- _Work required_: According to the security trust clauses below, how long is the perpetuity period for the trusts created by the Finance Documents?
··· Excerpt provided ···
10.   Perpetuity period

The perpetuity period for the trusts created by the Finance Documents shall be 80 years from the date of this Agreement.

11.   Appropriation

(a)   Each Party irrevocably waives any right to appropriate any payment to, or other sum received, recovered or held by, the Security Trustee in or towards payment of any particular part of the Liabilities and agrees that the Security Trustee shall have the exclusive right to do so.

(b)   Paragraph (a) above will override any application made or purported to be made by any other person.

12.   Investments

All money received or held by the Security Trustee under the Finance Documents may, in the name of, or under the control of, the Security Trustee be deposited at such bank or institution (including any other Finance Party or any Affiliate of any Finance Party) as it thinks fit provided that such bank or institution is rated AAA by internationally reputed rating agencies unless Majority Lenders instruct otherwise.

13.   Suspense account

Subject to paragraph 14 below the Security Trustee may:

  (a)   hold in an interest-bearing suspense account any money received by it from the Borrower; and

  (b)   invest an amount equal to the balance from time to time standing to the credit of that suspense account in any of the investments authorised by paragraph 12 above.
··· Records supplied ···
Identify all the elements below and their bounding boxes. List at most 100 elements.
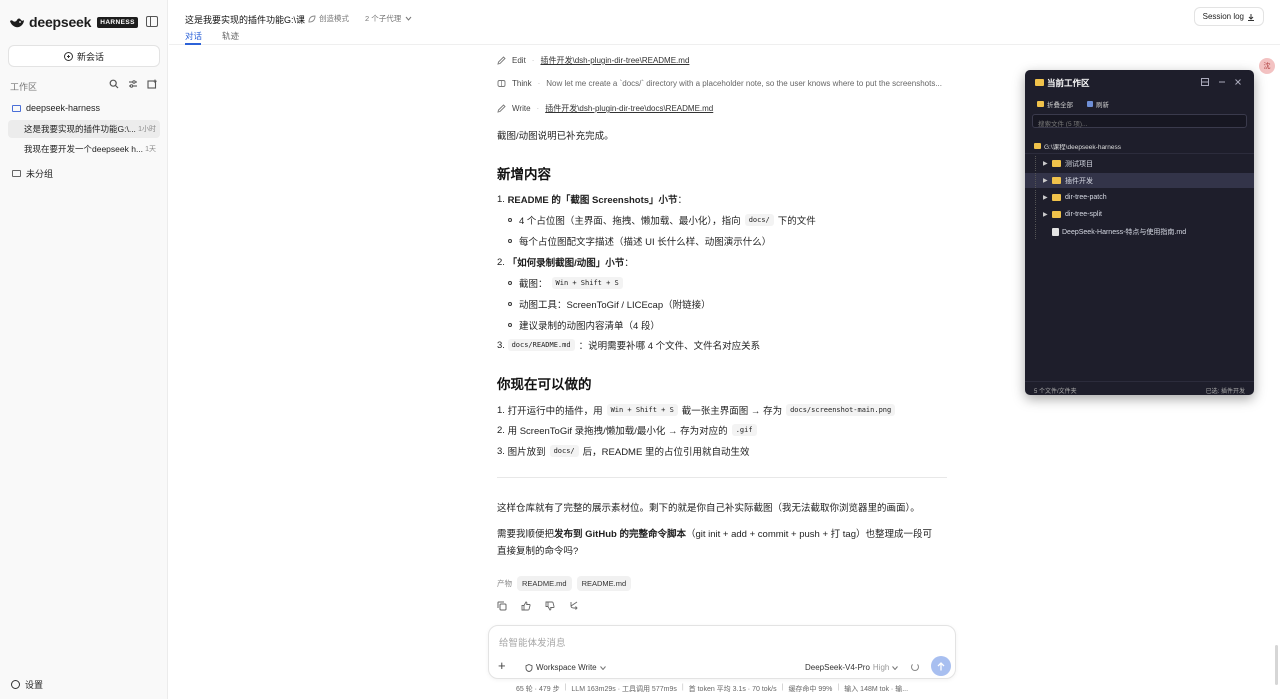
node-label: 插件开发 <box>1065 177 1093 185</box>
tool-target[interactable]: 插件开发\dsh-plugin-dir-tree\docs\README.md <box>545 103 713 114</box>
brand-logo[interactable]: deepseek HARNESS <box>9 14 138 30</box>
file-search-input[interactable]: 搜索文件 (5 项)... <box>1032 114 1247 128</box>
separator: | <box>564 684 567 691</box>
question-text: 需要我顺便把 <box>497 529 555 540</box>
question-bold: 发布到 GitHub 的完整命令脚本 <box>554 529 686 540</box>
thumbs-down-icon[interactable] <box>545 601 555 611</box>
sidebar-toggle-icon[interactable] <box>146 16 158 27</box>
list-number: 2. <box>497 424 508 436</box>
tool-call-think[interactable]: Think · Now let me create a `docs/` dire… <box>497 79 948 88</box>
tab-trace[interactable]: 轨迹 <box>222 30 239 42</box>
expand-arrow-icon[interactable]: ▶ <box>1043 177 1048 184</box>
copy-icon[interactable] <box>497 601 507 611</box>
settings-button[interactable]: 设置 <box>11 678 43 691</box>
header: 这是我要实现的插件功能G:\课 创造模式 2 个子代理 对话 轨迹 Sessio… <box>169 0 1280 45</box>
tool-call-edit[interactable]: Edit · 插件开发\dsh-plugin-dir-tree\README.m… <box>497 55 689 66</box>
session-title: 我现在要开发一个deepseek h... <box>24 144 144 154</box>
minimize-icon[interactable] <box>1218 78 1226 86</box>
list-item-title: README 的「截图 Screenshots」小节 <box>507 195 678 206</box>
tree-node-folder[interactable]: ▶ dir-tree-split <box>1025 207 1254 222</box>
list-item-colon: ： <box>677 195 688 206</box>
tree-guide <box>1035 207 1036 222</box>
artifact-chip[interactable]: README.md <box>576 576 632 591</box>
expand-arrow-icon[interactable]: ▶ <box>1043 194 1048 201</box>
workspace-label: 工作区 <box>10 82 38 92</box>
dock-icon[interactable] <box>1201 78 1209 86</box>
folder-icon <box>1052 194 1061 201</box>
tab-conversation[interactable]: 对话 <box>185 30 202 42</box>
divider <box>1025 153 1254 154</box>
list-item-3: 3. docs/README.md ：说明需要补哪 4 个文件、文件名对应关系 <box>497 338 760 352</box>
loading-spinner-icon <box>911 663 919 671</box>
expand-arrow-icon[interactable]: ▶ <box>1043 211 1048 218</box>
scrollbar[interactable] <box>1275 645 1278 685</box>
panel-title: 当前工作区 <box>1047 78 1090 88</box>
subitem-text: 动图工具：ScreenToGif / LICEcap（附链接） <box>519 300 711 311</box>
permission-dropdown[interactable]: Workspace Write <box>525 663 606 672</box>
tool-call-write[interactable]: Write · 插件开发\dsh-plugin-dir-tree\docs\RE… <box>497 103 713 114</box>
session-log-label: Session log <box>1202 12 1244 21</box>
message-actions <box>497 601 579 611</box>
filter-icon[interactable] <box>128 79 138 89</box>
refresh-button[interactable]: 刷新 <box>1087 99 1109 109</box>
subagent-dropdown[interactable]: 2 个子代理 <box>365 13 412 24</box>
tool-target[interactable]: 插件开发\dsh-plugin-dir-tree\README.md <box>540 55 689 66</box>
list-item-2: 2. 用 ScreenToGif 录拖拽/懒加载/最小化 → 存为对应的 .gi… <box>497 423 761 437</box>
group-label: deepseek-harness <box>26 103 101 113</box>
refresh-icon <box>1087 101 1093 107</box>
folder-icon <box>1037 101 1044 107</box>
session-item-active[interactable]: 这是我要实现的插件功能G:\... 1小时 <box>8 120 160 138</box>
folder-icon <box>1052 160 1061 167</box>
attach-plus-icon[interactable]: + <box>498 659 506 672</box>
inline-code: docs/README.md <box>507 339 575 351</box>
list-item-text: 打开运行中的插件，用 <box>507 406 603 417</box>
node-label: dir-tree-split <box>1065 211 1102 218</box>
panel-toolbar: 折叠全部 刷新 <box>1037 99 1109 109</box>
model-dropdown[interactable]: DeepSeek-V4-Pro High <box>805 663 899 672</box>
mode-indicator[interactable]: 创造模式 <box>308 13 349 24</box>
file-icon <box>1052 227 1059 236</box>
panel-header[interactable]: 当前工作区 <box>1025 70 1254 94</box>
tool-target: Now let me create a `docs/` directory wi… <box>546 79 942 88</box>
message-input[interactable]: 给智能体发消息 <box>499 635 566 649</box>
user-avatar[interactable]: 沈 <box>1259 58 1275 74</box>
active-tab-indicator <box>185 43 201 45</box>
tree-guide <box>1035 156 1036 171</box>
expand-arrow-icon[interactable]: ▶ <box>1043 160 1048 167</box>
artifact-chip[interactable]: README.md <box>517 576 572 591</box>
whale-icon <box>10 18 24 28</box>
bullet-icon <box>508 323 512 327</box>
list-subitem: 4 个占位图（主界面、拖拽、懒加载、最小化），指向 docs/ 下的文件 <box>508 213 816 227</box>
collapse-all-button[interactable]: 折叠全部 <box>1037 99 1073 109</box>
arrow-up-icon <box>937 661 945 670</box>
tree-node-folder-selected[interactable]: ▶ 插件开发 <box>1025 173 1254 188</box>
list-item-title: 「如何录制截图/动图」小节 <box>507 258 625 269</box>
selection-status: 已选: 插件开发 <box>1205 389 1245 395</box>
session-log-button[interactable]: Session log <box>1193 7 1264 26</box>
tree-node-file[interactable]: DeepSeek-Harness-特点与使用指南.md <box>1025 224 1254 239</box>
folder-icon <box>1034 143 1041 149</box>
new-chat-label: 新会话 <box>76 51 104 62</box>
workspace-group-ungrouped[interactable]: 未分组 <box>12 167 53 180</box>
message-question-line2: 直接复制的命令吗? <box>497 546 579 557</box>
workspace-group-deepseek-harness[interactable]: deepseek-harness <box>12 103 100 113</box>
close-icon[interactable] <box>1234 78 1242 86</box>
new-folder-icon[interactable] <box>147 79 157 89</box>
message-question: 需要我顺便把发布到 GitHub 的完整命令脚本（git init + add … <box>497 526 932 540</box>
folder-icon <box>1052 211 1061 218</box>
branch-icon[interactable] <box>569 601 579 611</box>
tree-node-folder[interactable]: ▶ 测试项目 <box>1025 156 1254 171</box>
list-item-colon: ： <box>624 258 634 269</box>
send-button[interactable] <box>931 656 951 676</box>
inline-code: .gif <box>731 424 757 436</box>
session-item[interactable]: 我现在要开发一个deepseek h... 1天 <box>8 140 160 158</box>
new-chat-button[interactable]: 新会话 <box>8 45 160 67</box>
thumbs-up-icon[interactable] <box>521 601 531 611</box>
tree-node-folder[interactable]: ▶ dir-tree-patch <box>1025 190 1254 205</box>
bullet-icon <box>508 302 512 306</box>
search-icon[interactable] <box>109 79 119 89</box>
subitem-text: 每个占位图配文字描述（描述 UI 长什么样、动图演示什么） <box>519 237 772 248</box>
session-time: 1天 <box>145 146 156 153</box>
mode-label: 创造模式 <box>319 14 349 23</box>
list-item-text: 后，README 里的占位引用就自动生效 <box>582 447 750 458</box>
···
- _Exercise solution_: 80 years from the date of the Agreement.